## WHAT TO WORK ON
Type out all the records word for word. Any pictures are to be left out.

## DATA EXTRACT
:::

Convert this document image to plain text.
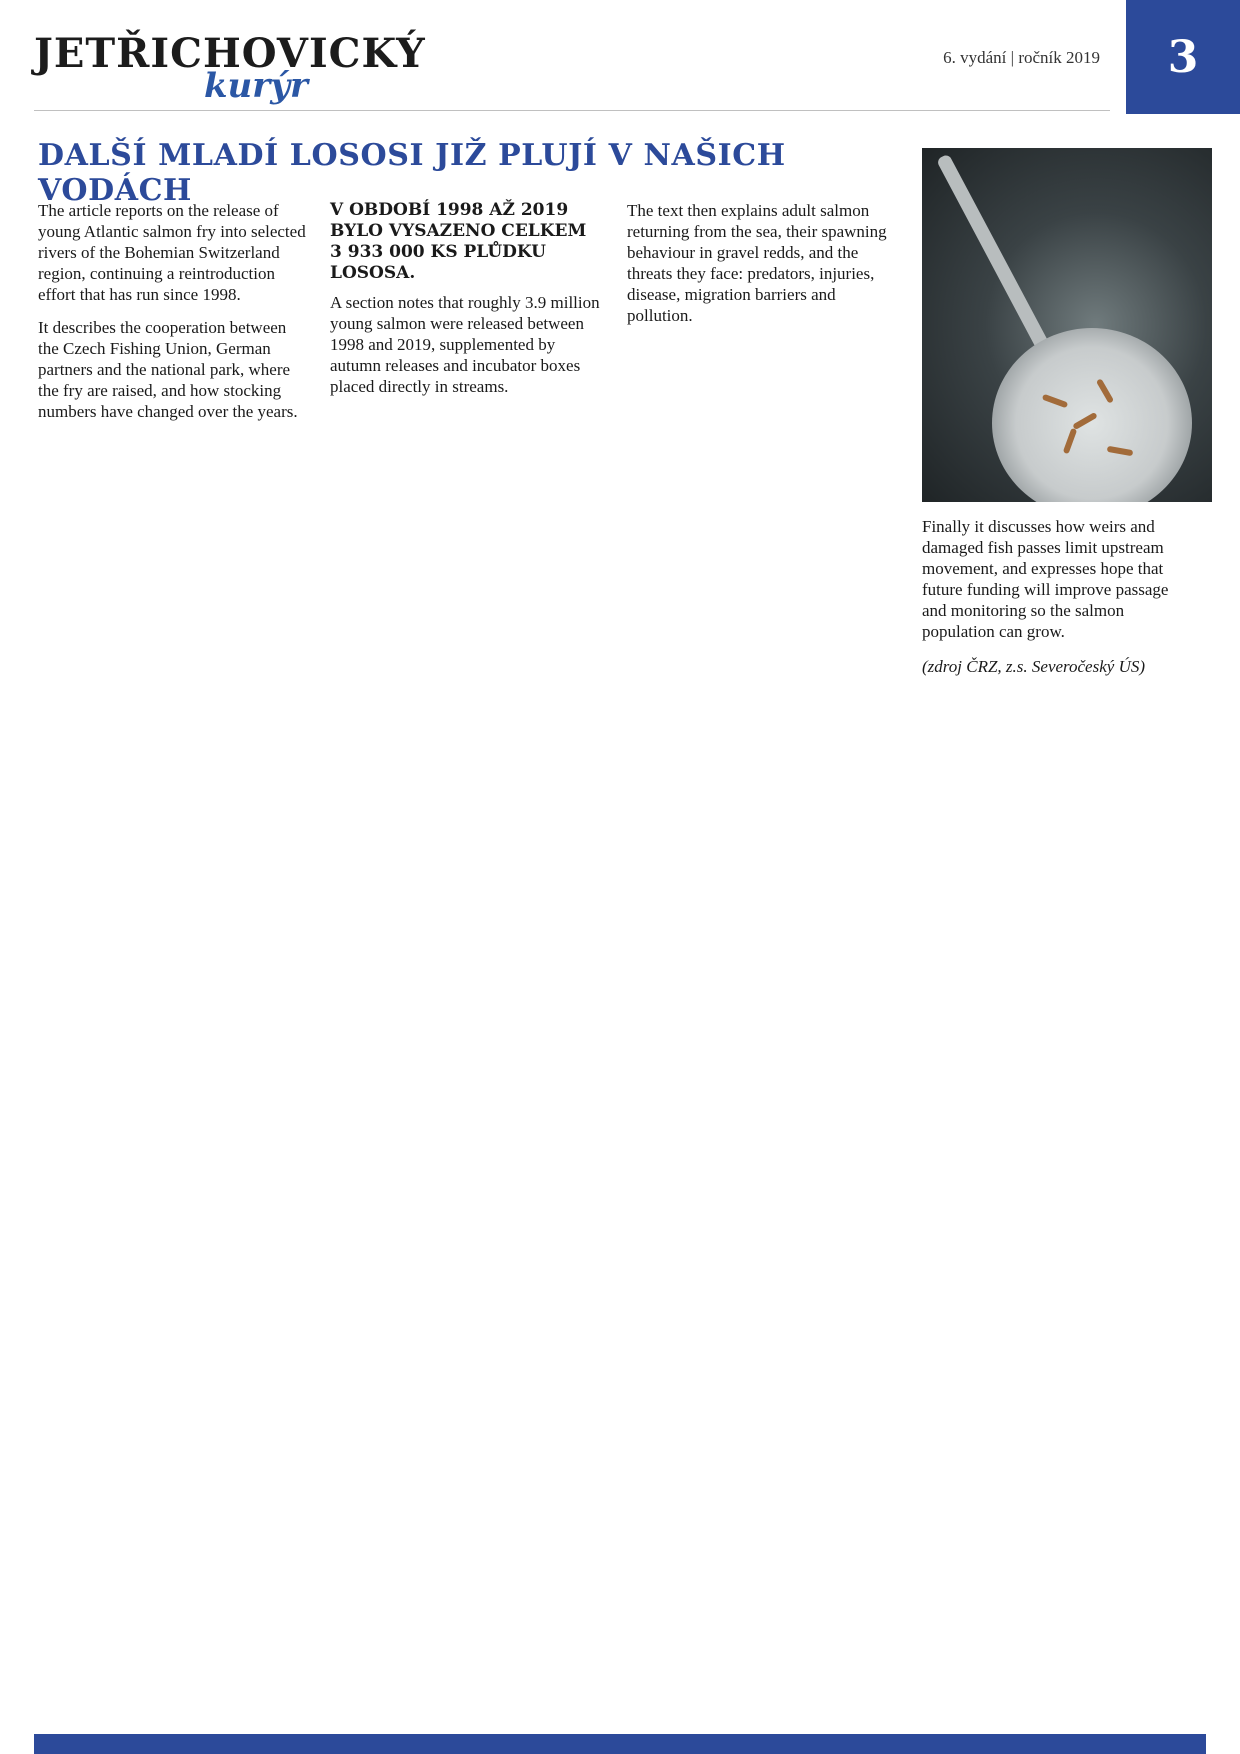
JETŘICHOVICKÝ
kurýr
6. vydání | ročník 2019 3
DALŠÍ MLADÍ LOSOSI JIŽ PLUJÍ V NAŠICH VODÁCH

The article reports on the release of young Atlantic salmon fry into selected rivers of the Bohemian Switzerland region, continuing a reintroduction effort that has run since 1998.

It describes the cooperation between the Czech Fishing Union, German partners and the national park, where the fry are raised, and how stocking numbers have changed over the years.

V OBDOBÍ 1998 AŽ 2019 BYLO VYSAZENO CELKEM 3 933 000 KS PLŮDKU LOSOSA.

A section notes that roughly 3.9 million young salmon were released between 1998 and 2019, supplemented by autumn releases and incubator boxes placed directly in streams.

The text then explains adult salmon returning from the sea, their spawning behaviour in gravel redds, and the threats they face: predators, injuries, disease, migration barriers and pollution.

Finally it discusses how weirs and damaged fish passes limit upstream movement, and expresses hope that future funding will improve passage and monitoring so the salmon population can grow.

(zdroj ČRZ, z.s. Severočeský ÚS)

:::

## RESPONSE
Convert this document image to plain text.
JETŘICHOVICKÝ
kurýr
6. vydání | ročník 2019 3
DALŠÍ MLADÍ LOSOSI JIŽ PLUJÍ V NAŠICH VODÁCH

The article reports on the release of young Atlantic salmon fry into selected rivers of the Bohemian Switzerland region, continuing a reintroduction effort that has run since 1998.

It describes the cooperation between the Czech Fishing Union, German partners and the national park, where the fry are raised, and how stocking numbers have changed over the years.

V OBDOBÍ 1998 AŽ 2019 BYLO VYSAZENO CELKEM 3 933 000 KS PLŮDKU LOSOSA.

A section notes that roughly 3.9 million young salmon were released between 1998 and 2019, supplemented by autumn releases and incubator boxes placed directly in streams.

The text then explains adult salmon returning from the sea, their spawning behaviour in gravel redds, and the threats they face: predators, injuries, disease, migration barriers and pollution.

Finally it discusses how weirs and damaged fish passes limit upstream movement, and expresses hope that future funding will improve passage and monitoring so the salmon population can grow.

(zdroj ČRZ, z.s. Severočeský ÚS)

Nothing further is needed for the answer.